-- RECORD EXTRACTS --
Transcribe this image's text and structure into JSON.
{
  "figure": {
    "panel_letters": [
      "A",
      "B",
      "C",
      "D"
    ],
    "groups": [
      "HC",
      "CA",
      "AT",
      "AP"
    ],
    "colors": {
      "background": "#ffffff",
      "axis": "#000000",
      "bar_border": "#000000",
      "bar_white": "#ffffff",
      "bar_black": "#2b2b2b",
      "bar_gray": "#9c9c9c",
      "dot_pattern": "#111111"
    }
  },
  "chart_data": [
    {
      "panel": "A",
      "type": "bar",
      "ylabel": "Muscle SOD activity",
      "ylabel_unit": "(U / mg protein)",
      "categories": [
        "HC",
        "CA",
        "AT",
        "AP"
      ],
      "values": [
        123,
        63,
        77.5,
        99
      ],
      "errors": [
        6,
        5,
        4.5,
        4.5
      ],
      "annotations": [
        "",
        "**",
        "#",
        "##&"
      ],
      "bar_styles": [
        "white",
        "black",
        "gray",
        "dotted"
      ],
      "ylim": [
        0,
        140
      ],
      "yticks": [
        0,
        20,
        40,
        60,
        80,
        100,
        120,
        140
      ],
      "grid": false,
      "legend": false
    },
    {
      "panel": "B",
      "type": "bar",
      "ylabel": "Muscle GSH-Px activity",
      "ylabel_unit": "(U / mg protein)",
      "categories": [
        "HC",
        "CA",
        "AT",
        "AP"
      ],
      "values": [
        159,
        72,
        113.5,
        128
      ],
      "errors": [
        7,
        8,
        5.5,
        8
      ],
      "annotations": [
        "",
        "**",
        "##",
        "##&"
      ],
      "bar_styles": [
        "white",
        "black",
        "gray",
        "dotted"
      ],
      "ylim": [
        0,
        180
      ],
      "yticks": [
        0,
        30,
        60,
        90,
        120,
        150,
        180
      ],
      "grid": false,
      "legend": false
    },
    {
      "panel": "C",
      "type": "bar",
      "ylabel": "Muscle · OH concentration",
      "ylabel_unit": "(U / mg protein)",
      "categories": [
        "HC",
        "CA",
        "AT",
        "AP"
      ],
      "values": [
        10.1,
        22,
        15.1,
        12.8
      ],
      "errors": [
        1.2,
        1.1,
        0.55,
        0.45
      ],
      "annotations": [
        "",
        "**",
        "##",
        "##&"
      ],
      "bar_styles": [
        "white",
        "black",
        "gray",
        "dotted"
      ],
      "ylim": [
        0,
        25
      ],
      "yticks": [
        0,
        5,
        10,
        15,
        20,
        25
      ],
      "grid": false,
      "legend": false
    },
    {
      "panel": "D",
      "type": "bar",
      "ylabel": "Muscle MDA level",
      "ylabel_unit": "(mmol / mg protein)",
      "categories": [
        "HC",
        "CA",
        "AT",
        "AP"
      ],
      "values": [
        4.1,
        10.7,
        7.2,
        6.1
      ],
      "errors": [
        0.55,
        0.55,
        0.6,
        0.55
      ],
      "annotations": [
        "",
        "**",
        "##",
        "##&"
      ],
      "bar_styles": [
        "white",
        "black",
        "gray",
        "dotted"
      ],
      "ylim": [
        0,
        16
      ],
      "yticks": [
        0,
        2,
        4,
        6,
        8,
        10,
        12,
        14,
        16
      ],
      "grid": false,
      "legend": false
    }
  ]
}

---

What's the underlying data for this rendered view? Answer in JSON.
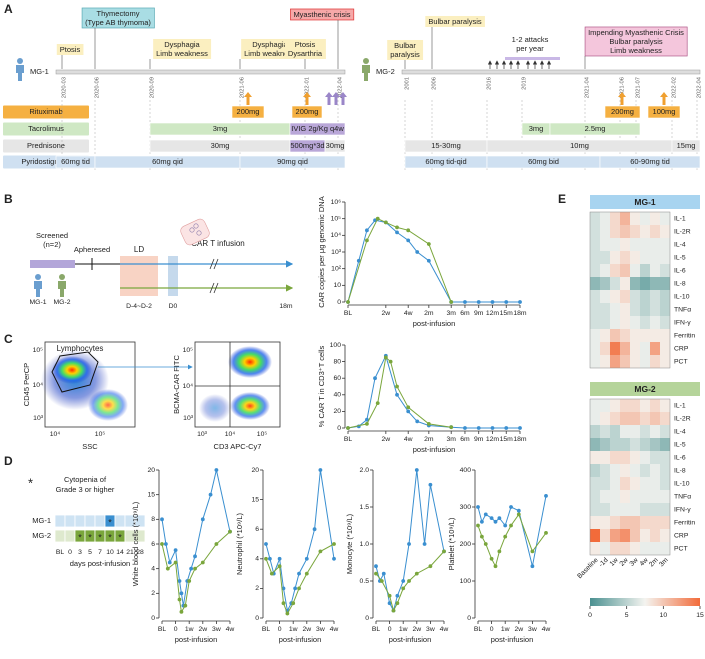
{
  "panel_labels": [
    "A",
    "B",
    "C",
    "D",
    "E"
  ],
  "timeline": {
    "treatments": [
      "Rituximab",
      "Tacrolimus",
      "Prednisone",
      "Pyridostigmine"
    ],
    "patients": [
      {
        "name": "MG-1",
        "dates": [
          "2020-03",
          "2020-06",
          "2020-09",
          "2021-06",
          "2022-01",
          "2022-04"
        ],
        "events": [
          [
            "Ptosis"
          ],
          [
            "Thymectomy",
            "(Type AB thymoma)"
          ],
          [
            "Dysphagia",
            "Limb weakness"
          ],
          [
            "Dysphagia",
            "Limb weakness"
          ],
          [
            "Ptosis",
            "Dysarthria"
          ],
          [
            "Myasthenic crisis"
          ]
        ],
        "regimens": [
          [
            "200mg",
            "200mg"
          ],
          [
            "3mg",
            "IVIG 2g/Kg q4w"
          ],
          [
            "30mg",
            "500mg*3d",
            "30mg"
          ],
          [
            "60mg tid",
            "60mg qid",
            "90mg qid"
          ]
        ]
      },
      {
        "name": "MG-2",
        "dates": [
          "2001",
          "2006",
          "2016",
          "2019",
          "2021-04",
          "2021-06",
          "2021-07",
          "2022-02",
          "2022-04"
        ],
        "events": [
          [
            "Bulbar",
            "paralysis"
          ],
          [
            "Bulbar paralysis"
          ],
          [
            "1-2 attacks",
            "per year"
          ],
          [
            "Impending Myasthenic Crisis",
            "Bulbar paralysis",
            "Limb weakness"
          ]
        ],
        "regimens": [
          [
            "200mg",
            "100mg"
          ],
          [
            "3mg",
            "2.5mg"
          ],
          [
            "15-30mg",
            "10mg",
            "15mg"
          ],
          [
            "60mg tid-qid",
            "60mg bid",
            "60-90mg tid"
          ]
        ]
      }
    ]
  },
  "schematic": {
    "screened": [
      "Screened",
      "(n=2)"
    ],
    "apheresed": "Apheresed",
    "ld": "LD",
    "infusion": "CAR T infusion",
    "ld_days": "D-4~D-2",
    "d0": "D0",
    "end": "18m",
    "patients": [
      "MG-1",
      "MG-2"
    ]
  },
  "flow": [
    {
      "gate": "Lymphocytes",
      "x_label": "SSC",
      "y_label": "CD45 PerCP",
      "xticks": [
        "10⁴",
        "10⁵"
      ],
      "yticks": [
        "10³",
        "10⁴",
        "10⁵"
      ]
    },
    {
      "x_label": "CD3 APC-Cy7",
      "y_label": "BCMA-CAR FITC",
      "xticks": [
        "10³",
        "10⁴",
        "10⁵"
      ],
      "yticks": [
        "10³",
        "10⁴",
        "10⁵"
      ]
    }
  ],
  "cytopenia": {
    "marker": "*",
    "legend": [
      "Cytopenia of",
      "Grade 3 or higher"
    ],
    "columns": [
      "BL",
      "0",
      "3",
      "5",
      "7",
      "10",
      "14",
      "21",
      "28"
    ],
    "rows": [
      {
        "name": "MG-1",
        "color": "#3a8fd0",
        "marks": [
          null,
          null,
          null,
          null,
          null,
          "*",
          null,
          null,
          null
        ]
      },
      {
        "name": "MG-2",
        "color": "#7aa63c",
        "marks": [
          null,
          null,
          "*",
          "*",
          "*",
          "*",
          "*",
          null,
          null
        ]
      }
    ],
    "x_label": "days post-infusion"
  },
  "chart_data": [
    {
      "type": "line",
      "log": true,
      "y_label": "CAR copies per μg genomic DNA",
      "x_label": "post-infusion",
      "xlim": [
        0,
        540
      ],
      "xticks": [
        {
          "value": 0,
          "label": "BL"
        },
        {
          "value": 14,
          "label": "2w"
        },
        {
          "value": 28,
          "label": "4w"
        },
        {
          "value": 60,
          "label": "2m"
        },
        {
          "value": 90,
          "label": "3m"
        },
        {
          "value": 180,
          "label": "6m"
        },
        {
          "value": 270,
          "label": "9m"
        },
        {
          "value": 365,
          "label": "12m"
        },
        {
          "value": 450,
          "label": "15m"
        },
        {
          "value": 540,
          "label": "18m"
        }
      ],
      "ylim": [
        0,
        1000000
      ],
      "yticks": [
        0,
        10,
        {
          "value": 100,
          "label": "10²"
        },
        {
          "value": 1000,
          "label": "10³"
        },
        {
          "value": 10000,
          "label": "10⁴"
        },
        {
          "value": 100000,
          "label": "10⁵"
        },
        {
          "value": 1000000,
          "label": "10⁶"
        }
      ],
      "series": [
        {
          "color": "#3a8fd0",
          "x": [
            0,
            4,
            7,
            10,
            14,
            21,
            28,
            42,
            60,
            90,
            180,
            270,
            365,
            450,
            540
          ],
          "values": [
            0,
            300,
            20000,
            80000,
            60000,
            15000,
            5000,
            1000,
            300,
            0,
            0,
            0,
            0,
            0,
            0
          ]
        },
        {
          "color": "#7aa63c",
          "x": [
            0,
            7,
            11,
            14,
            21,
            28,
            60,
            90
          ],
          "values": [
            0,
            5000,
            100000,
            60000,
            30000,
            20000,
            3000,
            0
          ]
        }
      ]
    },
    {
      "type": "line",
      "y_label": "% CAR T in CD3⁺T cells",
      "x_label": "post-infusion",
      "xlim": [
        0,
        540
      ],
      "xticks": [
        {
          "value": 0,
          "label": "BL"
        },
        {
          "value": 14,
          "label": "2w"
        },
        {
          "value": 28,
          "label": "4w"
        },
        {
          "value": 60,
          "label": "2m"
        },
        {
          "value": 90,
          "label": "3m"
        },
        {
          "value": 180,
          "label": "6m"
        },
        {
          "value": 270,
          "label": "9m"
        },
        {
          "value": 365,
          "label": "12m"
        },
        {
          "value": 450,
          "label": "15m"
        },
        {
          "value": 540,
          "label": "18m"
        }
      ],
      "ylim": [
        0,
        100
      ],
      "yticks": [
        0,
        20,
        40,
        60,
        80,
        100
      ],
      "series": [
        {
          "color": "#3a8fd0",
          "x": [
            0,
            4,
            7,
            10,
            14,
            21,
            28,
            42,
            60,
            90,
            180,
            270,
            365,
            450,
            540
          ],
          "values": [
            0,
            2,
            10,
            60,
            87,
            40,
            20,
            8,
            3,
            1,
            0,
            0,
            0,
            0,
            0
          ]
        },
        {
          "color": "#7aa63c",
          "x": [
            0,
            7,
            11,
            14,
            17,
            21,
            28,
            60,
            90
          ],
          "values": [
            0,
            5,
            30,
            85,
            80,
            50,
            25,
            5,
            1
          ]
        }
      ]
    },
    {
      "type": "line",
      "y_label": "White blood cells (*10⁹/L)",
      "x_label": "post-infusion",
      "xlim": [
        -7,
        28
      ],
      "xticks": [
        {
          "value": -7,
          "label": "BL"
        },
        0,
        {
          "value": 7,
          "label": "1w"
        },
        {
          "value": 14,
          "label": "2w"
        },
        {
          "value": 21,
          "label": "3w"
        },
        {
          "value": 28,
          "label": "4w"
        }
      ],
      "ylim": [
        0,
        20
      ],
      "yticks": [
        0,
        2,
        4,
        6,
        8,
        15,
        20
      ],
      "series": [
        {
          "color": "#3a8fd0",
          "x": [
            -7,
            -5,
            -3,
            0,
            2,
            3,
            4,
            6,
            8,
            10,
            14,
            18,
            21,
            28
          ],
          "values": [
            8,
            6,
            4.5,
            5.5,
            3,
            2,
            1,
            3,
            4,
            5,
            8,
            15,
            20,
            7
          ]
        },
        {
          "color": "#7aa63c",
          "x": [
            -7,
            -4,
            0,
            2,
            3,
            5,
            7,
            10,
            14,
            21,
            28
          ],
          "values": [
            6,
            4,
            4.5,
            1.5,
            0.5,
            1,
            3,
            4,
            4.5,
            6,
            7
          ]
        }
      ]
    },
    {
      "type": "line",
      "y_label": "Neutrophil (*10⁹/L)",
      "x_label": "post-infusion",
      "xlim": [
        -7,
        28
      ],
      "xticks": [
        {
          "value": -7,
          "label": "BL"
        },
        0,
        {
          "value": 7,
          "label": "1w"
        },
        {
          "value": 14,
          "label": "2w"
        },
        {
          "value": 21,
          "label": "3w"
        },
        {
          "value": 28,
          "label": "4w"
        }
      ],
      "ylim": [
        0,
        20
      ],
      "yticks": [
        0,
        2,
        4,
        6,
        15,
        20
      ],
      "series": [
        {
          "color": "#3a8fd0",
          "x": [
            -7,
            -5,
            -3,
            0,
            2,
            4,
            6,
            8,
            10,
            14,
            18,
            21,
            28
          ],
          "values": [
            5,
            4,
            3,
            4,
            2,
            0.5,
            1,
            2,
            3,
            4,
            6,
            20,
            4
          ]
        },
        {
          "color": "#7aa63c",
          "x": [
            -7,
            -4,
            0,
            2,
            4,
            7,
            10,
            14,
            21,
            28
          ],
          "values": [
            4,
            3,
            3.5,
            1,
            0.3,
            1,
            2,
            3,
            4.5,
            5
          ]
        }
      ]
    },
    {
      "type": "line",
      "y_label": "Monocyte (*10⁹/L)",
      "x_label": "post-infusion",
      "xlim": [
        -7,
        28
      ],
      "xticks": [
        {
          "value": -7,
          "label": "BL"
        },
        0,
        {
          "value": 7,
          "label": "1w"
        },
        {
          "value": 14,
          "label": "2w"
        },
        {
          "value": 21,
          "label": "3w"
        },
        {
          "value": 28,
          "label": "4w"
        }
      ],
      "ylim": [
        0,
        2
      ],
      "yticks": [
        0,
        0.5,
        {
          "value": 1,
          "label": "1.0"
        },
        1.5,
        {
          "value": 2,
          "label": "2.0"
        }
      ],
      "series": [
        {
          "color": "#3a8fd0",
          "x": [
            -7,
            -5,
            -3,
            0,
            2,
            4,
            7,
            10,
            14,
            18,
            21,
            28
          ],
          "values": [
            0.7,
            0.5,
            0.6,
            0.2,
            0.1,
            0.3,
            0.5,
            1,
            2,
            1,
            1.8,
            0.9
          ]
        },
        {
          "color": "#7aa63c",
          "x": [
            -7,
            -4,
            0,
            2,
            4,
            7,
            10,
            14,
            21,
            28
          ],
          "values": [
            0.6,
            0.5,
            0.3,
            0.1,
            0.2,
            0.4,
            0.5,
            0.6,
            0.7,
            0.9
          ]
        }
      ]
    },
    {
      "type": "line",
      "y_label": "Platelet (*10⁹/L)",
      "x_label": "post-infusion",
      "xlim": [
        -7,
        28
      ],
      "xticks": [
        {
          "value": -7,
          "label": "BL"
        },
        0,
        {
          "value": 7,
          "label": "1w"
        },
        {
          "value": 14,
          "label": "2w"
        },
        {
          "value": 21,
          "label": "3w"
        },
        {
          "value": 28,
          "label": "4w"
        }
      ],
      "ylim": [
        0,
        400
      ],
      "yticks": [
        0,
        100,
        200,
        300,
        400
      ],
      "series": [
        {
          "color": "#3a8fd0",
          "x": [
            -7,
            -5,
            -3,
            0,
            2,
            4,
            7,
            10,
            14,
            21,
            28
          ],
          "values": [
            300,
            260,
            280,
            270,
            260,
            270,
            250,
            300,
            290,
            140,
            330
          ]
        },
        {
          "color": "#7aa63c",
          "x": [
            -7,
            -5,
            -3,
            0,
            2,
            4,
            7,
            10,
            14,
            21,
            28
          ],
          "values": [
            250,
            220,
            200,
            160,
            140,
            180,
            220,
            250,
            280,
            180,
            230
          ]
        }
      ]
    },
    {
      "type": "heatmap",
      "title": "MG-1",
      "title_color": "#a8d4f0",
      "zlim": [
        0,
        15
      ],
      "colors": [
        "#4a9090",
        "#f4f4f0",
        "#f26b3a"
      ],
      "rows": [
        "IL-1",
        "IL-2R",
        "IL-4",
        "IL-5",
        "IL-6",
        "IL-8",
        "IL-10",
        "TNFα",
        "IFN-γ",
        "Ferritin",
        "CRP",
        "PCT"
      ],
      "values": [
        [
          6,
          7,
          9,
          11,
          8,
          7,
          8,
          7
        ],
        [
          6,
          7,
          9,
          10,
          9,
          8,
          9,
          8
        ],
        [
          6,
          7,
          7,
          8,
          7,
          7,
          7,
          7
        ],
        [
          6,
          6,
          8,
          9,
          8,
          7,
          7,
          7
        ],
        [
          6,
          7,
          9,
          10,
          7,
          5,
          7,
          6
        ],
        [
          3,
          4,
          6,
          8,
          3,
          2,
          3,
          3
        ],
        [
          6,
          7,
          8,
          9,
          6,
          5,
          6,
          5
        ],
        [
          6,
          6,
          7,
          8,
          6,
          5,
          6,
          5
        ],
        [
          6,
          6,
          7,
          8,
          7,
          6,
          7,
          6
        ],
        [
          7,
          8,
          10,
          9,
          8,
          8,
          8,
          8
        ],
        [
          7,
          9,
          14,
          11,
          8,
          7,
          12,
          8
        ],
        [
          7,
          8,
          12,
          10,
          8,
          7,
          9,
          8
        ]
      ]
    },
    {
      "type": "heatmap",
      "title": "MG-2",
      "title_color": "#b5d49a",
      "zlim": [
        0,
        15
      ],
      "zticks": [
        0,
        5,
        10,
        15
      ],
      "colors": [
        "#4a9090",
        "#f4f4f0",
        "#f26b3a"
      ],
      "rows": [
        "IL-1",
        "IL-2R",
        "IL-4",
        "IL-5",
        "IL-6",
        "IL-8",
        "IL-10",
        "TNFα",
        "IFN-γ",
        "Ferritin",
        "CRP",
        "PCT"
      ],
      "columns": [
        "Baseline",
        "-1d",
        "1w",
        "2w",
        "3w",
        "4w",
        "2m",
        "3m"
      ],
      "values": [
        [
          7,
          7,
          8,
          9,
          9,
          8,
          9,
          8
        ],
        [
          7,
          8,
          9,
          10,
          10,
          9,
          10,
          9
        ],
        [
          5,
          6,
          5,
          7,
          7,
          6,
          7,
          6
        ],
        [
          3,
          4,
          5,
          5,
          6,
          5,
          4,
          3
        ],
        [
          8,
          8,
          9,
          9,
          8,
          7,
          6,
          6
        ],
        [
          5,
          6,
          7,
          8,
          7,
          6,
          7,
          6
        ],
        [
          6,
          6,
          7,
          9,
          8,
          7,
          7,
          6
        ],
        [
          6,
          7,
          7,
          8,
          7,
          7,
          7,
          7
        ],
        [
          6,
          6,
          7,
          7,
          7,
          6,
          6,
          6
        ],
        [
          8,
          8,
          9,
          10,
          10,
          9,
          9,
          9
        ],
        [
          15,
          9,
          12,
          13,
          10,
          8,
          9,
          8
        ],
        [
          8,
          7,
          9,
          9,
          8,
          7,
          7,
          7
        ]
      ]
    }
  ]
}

-- YOUR TASK --
What lines of the preceding data include the string "this"? Pull them out.

-- PROBLEM SOLUTION --
Transcribe this image's text and structure into JSON.
What's the underlying data for this rendered view? Answer in JSON.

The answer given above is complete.